Cited often as the greatest silent movie ever made, F. R. Murnau's 'Sunrise' opened in the U.S. just two weeks before the first significant 'talkie', 'The Jazz Singer', with Al Jolson. Says Thomson: '(There is)...Thomas Elsaesser's observation that in "Sunrise" we face "the open secret of film-making itself, intensely eroticising the very act of looking, but also every object looked at by a camera." The sheen in "Sunrise" is the glow of desirability. It affects all three of the leading characters, but it is an illumination that hangs over the world. It is incandescence. People felt they had seen insight, and once glimpsed that is nothing you would ever want to lose.'

Scandals like the death of a woman at a party given by Fatty Arbuckle led to the creation of the Hays Code. Will Hays was the postmaster general in the Harding administration.

Russian film people transplanted to Hollywood include Akim Tamiroff, Maria Ouspenskaya, Lewis Selznick and Louis B. Mayer. First generation Americans with Russian parentage include David O. Selznick, George Gerschwin and Kirk Douglas.

Revolutionary Russian film school was synonomous with the technique of 'Montage'. After success and western fame with 'Strike' and 'Battleship Potemkim', Einsenstein came to Hollywood looking for projects but ultimately came away empty-handed.

During the Depression, production costs for movies doubled, largely due to the advent of sound.

The great movie musical studio MGM also produced Ted Brownings 'Freaks' in 1932.



Commenting on the Frank Capra films like 'Mr. Smith Goes to Washington', 'Mr. Deeds Goes to Town', and 'It Happened One Night', Thomson says: 'On the one hand, these pictures say they love the people, their natural decency and the way it stands for American values. On the other hand, they fear the ease with which the crowd can be carried away by the hatred and lust for melodrama.' Circa the time of another Capra film, 'The Bitter Tea of General Yen' (Pre-Hays-Code), the director conducted a torrid affair with its star, Barbara Stanwyck. Thomson was critical of Capra as a government informer.

Director Luis Bunuel helped Salvador Dali make the surrealist movie 'Un Chien Andalu' (1929), then drifted into anonymity only to reappear again some 40 years later with the hit 'The Discreet Charm of the Bourgeoisie' (1972) and later still with 'That Obscure Object of Desire (1977).

• [GOAL OF THE EXERCISE]: Continue the notes on film history from where they stop. The records that come next are separate material and have no connection to the film history notes.

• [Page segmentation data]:
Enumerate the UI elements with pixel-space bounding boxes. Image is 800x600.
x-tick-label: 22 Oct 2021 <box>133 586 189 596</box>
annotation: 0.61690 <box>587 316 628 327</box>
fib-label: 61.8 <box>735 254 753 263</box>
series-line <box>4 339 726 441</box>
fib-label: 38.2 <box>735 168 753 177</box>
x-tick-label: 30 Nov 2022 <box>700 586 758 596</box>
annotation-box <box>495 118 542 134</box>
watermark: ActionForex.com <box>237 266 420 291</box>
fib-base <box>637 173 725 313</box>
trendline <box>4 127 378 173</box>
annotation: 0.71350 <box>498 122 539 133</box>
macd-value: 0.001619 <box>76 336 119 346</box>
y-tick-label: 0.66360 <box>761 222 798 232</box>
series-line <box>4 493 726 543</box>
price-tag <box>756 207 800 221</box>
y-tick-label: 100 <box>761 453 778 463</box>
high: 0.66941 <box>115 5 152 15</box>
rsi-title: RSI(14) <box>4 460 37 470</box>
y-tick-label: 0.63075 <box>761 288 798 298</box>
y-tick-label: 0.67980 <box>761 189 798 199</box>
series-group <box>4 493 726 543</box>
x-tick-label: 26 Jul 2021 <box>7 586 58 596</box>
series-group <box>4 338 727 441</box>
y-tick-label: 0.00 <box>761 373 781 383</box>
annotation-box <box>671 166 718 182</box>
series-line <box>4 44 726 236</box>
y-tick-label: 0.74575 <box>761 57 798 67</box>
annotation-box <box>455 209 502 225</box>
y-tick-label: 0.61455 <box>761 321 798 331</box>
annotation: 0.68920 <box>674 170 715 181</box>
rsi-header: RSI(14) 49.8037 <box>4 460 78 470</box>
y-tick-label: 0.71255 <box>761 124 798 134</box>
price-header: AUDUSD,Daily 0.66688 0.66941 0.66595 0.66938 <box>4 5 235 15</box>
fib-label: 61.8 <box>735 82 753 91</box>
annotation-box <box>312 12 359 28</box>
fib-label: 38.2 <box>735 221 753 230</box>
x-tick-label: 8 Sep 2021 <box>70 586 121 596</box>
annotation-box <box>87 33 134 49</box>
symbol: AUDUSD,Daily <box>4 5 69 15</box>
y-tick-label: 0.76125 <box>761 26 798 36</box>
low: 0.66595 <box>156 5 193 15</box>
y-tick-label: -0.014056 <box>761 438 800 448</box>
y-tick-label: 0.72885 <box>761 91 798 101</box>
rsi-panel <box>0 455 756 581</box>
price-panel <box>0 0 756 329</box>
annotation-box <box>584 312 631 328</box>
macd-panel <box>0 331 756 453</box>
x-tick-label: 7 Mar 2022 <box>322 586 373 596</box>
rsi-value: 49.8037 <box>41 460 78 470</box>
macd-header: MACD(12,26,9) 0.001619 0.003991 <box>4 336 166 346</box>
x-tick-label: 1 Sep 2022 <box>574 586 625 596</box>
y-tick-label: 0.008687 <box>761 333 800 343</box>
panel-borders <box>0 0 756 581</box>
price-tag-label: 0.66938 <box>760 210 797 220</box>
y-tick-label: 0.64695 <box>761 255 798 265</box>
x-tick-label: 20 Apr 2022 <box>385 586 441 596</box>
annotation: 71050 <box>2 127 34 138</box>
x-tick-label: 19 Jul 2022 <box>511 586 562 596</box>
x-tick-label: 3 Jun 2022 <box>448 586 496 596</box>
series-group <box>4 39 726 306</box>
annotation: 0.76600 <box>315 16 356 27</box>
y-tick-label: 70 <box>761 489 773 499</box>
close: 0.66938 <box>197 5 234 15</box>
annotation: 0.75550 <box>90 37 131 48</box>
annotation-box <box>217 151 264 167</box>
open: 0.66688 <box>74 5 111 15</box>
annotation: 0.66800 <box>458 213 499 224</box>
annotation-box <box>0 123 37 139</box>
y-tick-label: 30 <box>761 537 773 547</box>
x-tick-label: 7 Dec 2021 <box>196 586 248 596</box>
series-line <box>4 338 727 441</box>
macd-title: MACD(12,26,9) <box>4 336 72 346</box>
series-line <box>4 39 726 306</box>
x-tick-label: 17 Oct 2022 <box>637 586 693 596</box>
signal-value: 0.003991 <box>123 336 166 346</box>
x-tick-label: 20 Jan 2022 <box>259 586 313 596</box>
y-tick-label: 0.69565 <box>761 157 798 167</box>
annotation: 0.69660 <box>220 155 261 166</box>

• [RESULT OF THIS EXERCISE]:
1941 was a banner year for cinema; Hollywood released 379 films for that year, including 'Citizen Kane', which lost the Oscar for Best Picture to 'How Green Was My Valley'. Other movies cited by Thomson in that year include two Stanwyck films, Howard Hawks 'Ball of Fire' and Preston Sturges' 'The Lady Eve'. Another Sturges classic, 'Sullivan's Travels', was also released in 1941. Sturges screwball comedy hit, 'The Palm Beach Story', was released in 1942.

Thomson recounts the difficulties Orson Welles had with his second major film, 'The Magnificent Ambersons' (1942). Due to contractual arrangements and because Welles was away in Latin America on a good will mission, RKO cut significant chunks of the film, causing Welles to disown it. The author gives some credence to speculation that a lost 'rough cut' print may still exist to validate Welles' superior artistic vision of the story and uncut film.



Britain's contribution to cinema includes the early work of Alfred Hitchcock, i.e. 'The Man Who Knew Too Much', 'The 39 Steps', 'Secret Agent', and 'Sabotage' (not to be confused with the later film 'Saboteur' (1942), all from the mid thirties. Another bright spot from England was Hungarian born Alexander Korda, who directed 'The Private Life of Henry VIII' and 'That Hamilton Woman' with Olivier and Vivian Leigh. Churchill was said to have written parts of the screen play for the Nelson biopic.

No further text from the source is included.